Recorded data:

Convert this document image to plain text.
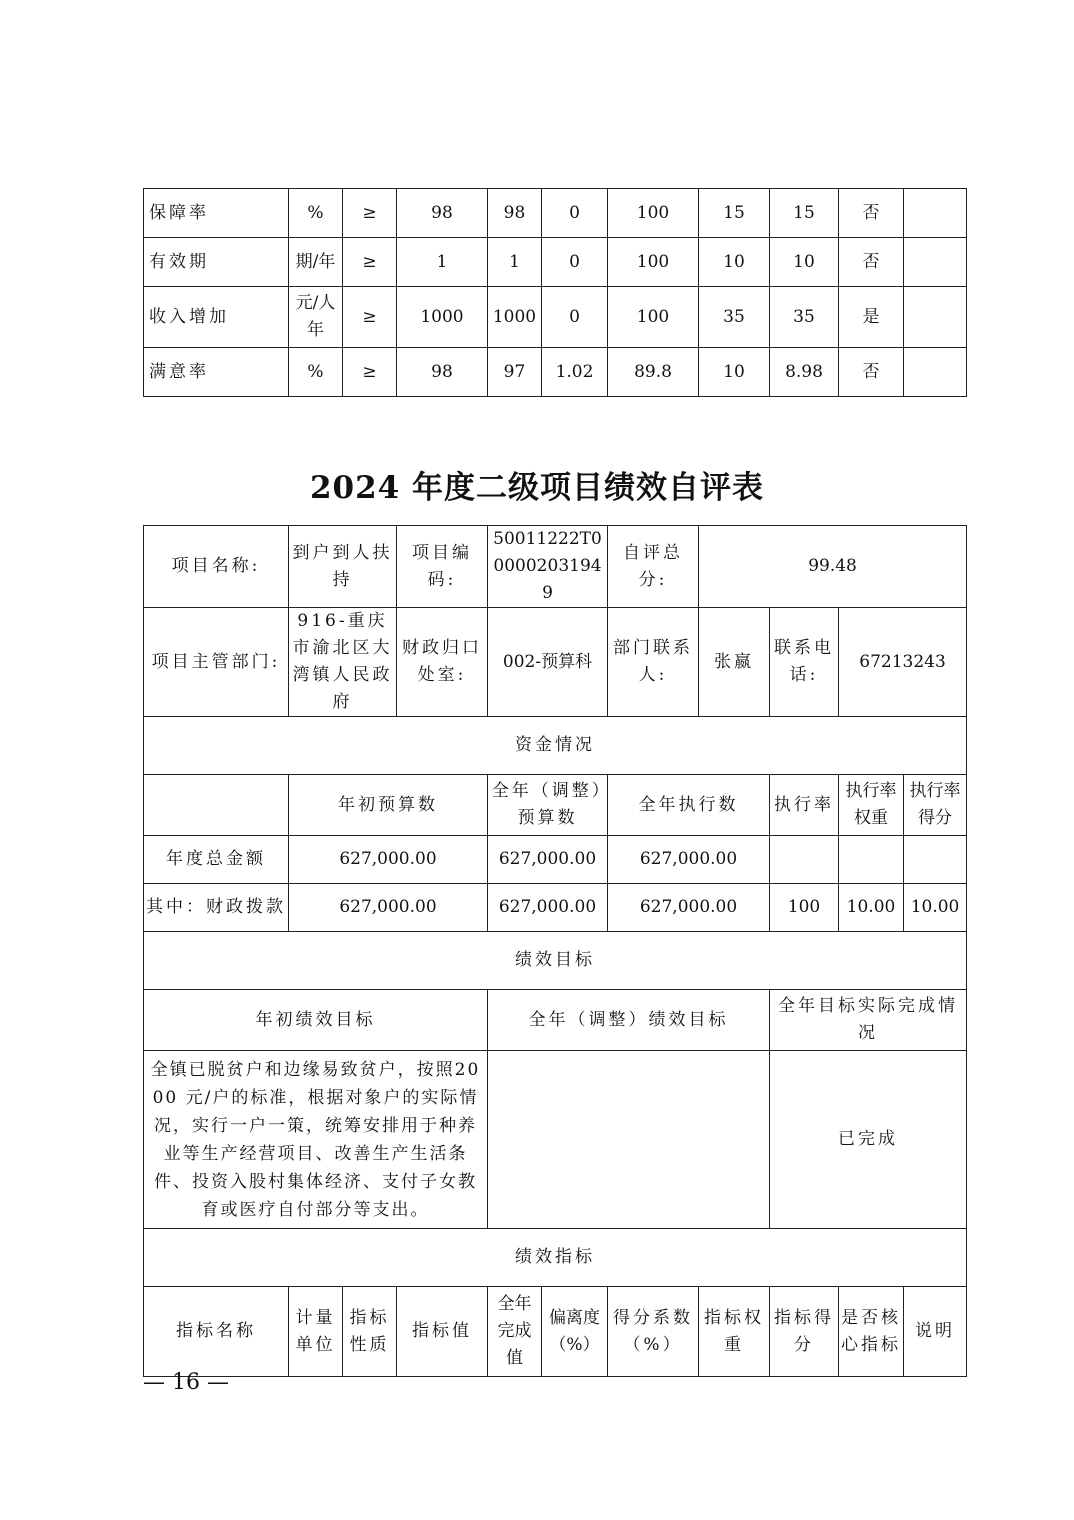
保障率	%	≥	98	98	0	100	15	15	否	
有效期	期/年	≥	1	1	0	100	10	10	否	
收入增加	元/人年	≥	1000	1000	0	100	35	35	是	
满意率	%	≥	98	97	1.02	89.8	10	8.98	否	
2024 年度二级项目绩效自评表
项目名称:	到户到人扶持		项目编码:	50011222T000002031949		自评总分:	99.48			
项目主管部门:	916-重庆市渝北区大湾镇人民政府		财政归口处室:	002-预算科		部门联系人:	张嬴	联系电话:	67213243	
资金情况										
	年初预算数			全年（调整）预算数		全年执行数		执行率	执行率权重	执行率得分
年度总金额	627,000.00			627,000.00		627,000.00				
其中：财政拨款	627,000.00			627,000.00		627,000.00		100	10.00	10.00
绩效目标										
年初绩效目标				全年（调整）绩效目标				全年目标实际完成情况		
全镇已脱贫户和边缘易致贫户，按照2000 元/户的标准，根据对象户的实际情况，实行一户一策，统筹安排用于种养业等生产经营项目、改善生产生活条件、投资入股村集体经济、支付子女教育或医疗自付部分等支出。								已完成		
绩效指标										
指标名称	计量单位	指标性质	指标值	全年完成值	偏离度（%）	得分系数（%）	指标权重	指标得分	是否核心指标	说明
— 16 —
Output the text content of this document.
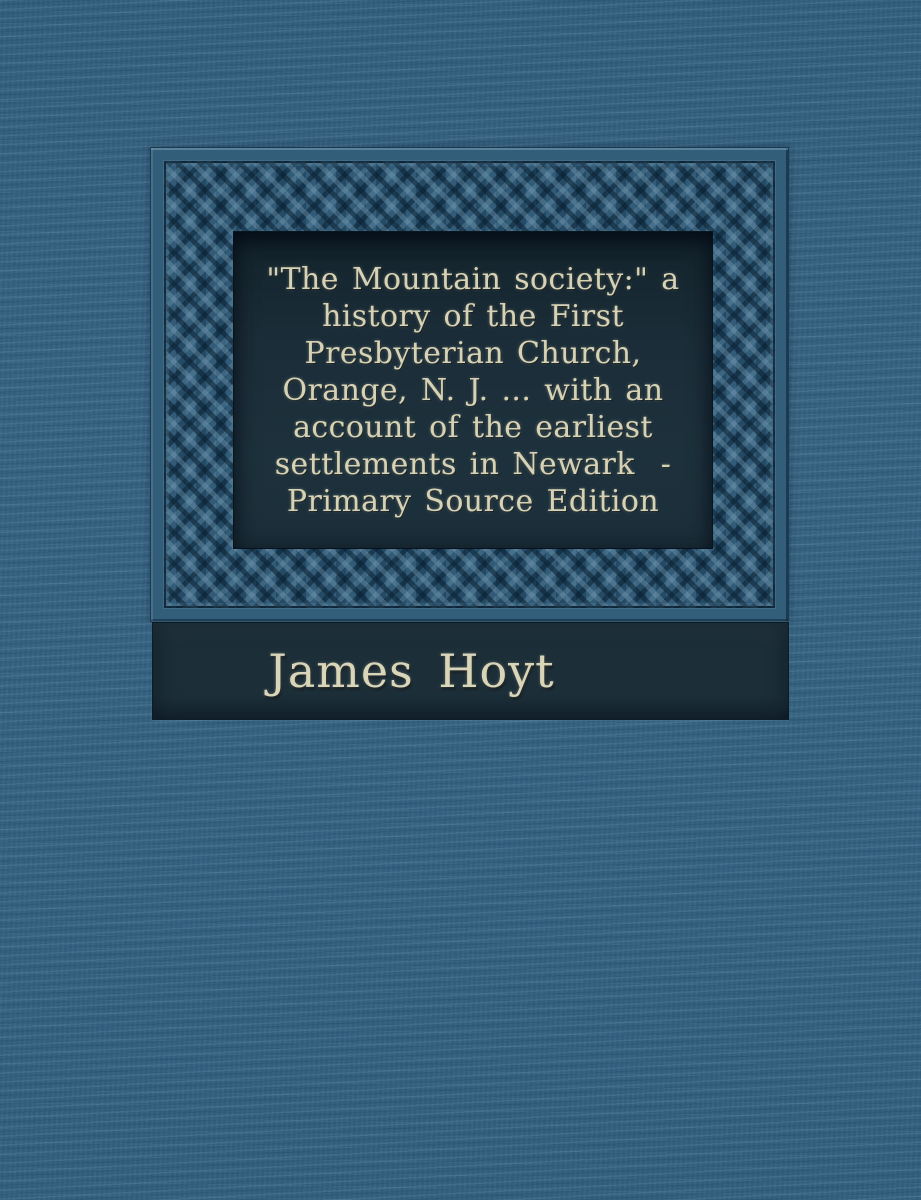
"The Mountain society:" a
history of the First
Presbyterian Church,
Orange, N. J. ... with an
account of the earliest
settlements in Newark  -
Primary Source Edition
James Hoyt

Short problem: Transcribe all of the entries word for word, but skip any pictures they contain.

Output for this task:
Convert this document image to plain text.
保障率	%	≥	98	98	0	100	15	15	否	
有效期	期/年	≥	1	1	0	100	10	10	否	
收入增加	元/人年	≥	1000	1000	0	100	35	35	是	
满意率	%	≥	98	97	1.02	89.8	10	8.98	否	
2024 年度二级项目绩效自评表
项目名称:	到户到人扶持		项目编码:	50011222T000002031949		自评总分:	99.48			
项目主管部门:	916-重庆市渝北区大湾镇人民政府		财政归口处室:	002-预算科		部门联系人:	张嬴	联系电话:	67213243	
资金情况										
	年初预算数			全年（调整）预算数		全年执行数		执行率	执行率权重	执行率得分
年度总金额	627,000.00			627,000.00		627,000.00				
其中：财政拨款	627,000.00			627,000.00		627,000.00		100	10.00	10.00
绩效目标										
年初绩效目标				全年（调整）绩效目标				全年目标实际完成情况		
全镇已脱贫户和边缘易致贫户，按照2000 元/户的标准，根据对象户的实际情况，实行一户一策，统筹安排用于种养业等生产经营项目、改善生产生活条件、投资入股村集体经济、支付子女教育或医疗自付部分等支出。								已完成		
绩效指标										
指标名称	计量单位	指标性质	指标值	全年完成值	偏离度（%）	得分系数（%）	指标权重	指标得分	是否核心指标	说明
— 16 —
Output the text content of this document.
"The Mountain society:" a
history of the First
Presbyterian Church,
Orange, N. J. ... with an
account of the earliest
settlements in Newark  -
Primary Source Edition
James Hoyt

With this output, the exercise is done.